The task: Exactly repeat the material, dropping only the pictures.

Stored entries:
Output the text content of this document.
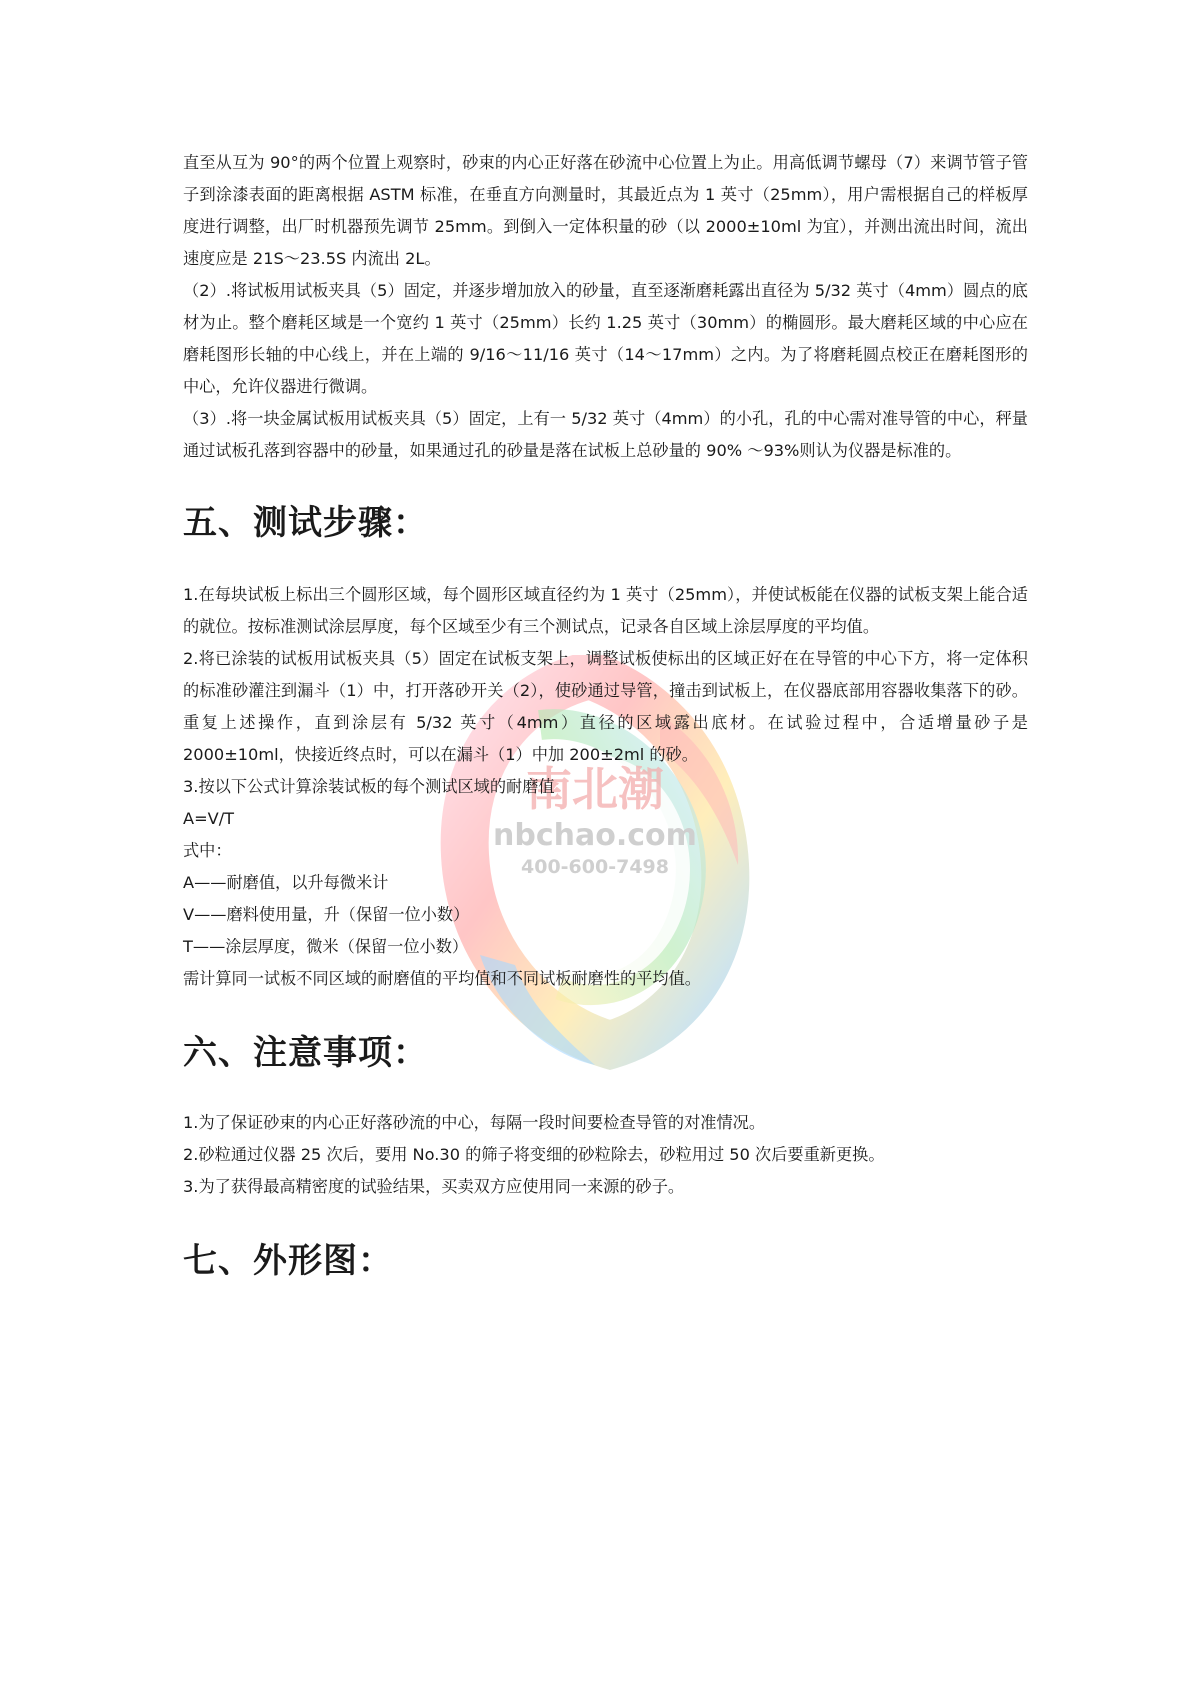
南北潮
nbchao.com
400-600-7498

直至从互为 90°的两个位置上观察时，砂束的内心正好落在砂流中心位置上为止。用高低调节螺母（7）来调节管子管子到涂漆表面的距离根据 ASTM 标准，在垂直方向测量时，其最近点为 1 英寸（25mm），用户需根据自己的样板厚度进行调整，出厂时机器预先调节 25mm。到倒入一定体积量的砂（以 2000±10ml 为宜），并测出流出时间，流出速度应是 21S～23.5S 内流出 2L。

（2）.将试板用试板夹具（5）固定，并逐步增加放入的砂量，直至逐渐磨耗露出直径为 5/32 英寸（4mm）圆点的底材为止。整个磨耗区域是一个宽约 1 英寸（25mm）长约 1.25 英寸（30mm）的椭圆形。最大磨耗区域的中心应在磨耗图形长轴的中心线上，并在上端的 9/16～11/16 英寸（14～17mm）之内。为了将磨耗圆点校正在磨耗图形的中心，允许仪器进行微调。

（3）.将一块金属试板用试板夹具（5）固定，上有一 5/32 英寸（4mm）的小孔，孔的中心需对准导管的中心，秤量通过试板孔落到容器中的砂量，如果通过孔的砂量是落在试板上总砂量的 90% ～93%则认为仪器是标准的。

五、测试步骤：

1.在每块试板上标出三个圆形区域，每个圆形区域直径约为 1 英寸（25mm），并使试板能在仪器的试板支架上能合适的就位。按标准测试涂层厚度，每个区域至少有三个测试点，记录各自区域上涂层厚度的平均值。

2.将已涂装的试板用试板夹具（5）固定在试板支架上，调整试板使标出的区域正好在在导管的中心下方，将一定体积的标准砂灌注到漏斗（1）中，打开落砂开关（2），使砂通过导管，撞击到试板上，在仪器底部用容器收集落下的砂。重复上述操作，直到涂层有 5/32 英寸（4mm）直径的区域露出底材。在试验过程中，合适增量砂子是 2000±10ml，快接近终点时，可以在漏斗（1）中加 200±2ml 的砂。

3.按以下公式计算涂装试板的每个测试区域的耐磨值

A=V/T

式中：

A——耐磨值，以升每微米计

V——磨料使用量，升（保留一位小数）

T——涂层厚度，微米（保留一位小数）

需计算同一试板不同区域的耐磨值的平均值和不同试板耐磨性的平均值。

六、注意事项：

1.为了保证砂束的内心正好落砂流的中心，每隔一段时间要检查导管的对准情况。

2.砂粒通过仪器 25 次后，要用 No.30 的筛子将变细的砂粒除去，砂粒用过 50 次后要重新更换。

3.为了获得最高精密度的试验结果，买卖双方应使用同一来源的砂子。

七、外形图：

Expected answer:
Output the text content of this document.
南北潮
nbchao.com
400-600-7498

直至从互为 90°的两个位置上观察时，砂束的内心正好落在砂流中心位置上为止。用高低调节螺母（7）来调节管子管子到涂漆表面的距离根据 ASTM 标准，在垂直方向测量时，其最近点为 1 英寸（25mm），用户需根据自己的样板厚度进行调整，出厂时机器预先调节 25mm。到倒入一定体积量的砂（以 2000±10ml 为宜），并测出流出时间，流出速度应是 21S～23.5S 内流出 2L。

（2）.将试板用试板夹具（5）固定，并逐步增加放入的砂量，直至逐渐磨耗露出直径为 5/32 英寸（4mm）圆点的底材为止。整个磨耗区域是一个宽约 1 英寸（25mm）长约 1.25 英寸（30mm）的椭圆形。最大磨耗区域的中心应在磨耗图形长轴的中心线上，并在上端的 9/16～11/16 英寸（14～17mm）之内。为了将磨耗圆点校正在磨耗图形的中心，允许仪器进行微调。

（3）.将一块金属试板用试板夹具（5）固定，上有一 5/32 英寸（4mm）的小孔，孔的中心需对准导管的中心，秤量通过试板孔落到容器中的砂量，如果通过孔的砂量是落在试板上总砂量的 90% ～93%则认为仪器是标准的。

五、测试步骤：

1.在每块试板上标出三个圆形区域，每个圆形区域直径约为 1 英寸（25mm），并使试板能在仪器的试板支架上能合适的就位。按标准测试涂层厚度，每个区域至少有三个测试点，记录各自区域上涂层厚度的平均值。

2.将已涂装的试板用试板夹具（5）固定在试板支架上，调整试板使标出的区域正好在在导管的中心下方，将一定体积的标准砂灌注到漏斗（1）中，打开落砂开关（2），使砂通过导管，撞击到试板上，在仪器底部用容器收集落下的砂。重复上述操作，直到涂层有 5/32 英寸（4mm）直径的区域露出底材。在试验过程中，合适增量砂子是 2000±10ml，快接近终点时，可以在漏斗（1）中加 200±2ml 的砂。

3.按以下公式计算涂装试板的每个测试区域的耐磨值

A=V/T

式中：

A——耐磨值，以升每微米计

V——磨料使用量，升（保留一位小数）

T——涂层厚度，微米（保留一位小数）

需计算同一试板不同区域的耐磨值的平均值和不同试板耐磨性的平均值。

六、注意事项：

1.为了保证砂束的内心正好落砂流的中心，每隔一段时间要检查导管的对准情况。

2.砂粒通过仪器 25 次后，要用 No.30 的筛子将变细的砂粒除去，砂粒用过 50 次后要重新更换。

3.为了获得最高精密度的试验结果，买卖双方应使用同一来源的砂子。

七、外形图：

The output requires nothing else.